- [What this task involves]: Collect the lines of the entries where "Глава" shows up.

Saved data entries:
— begin —

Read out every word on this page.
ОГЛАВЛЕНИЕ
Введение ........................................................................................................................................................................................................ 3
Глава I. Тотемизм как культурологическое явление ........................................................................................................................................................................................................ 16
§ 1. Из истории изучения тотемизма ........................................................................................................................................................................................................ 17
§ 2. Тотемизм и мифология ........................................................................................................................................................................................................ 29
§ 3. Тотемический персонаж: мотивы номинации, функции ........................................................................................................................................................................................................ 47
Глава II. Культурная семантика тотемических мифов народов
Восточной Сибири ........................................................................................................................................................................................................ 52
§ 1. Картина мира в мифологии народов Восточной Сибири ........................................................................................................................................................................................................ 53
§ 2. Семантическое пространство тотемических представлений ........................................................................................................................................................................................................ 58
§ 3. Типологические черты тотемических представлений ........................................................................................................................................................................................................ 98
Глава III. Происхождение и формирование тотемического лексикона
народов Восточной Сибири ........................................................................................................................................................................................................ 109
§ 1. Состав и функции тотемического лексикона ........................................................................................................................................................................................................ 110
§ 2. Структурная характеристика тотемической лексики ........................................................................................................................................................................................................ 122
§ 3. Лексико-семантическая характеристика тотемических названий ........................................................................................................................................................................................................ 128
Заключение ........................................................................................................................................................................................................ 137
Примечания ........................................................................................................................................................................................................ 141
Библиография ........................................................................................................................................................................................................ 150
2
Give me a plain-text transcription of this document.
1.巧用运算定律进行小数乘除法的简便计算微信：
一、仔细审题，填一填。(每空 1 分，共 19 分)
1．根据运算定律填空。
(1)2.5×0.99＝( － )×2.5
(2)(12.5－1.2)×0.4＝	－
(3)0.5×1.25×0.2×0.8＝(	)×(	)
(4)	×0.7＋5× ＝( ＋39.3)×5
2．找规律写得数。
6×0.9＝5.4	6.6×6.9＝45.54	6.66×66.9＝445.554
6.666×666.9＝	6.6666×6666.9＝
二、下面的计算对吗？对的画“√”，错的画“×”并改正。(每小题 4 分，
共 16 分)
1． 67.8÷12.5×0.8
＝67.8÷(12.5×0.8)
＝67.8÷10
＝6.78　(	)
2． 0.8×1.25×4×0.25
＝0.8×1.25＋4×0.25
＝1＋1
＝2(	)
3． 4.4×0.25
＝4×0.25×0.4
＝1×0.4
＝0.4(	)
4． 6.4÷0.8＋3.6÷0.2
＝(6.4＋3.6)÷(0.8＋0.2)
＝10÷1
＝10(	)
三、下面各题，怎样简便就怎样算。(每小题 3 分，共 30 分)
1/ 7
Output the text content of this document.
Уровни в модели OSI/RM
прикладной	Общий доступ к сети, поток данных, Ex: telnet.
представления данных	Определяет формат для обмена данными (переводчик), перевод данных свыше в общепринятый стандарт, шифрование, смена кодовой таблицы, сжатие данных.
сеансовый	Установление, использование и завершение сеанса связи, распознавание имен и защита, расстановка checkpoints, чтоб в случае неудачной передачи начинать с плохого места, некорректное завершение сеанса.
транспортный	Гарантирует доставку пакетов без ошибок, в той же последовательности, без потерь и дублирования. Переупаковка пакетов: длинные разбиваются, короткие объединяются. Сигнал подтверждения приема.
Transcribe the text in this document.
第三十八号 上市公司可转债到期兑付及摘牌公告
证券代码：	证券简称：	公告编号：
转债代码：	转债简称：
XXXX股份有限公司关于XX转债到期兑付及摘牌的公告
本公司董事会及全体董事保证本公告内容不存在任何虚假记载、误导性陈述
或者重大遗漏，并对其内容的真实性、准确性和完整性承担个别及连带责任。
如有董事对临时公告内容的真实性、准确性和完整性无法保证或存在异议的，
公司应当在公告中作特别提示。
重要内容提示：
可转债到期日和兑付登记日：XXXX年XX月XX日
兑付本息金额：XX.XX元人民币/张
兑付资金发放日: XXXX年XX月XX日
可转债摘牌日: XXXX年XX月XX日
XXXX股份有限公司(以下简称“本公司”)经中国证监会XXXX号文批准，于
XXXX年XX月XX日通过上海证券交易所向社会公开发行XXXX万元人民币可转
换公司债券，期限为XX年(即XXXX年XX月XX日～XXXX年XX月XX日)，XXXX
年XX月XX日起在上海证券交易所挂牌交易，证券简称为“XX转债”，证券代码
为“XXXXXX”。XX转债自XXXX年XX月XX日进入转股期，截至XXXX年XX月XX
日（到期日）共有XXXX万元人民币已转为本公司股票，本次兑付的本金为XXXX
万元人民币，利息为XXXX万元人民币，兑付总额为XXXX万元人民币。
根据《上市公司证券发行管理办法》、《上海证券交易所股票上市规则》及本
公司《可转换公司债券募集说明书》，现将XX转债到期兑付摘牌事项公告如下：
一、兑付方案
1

— end —

- [Solution to this problem]:
Глава I. Тотемизм как культурологическое явление ........................................................................................................................................................................................................ 16
Глава II. Культурная семантика тотемических мифов народов
Глава III. Происхождение и формирование тотемического лексикона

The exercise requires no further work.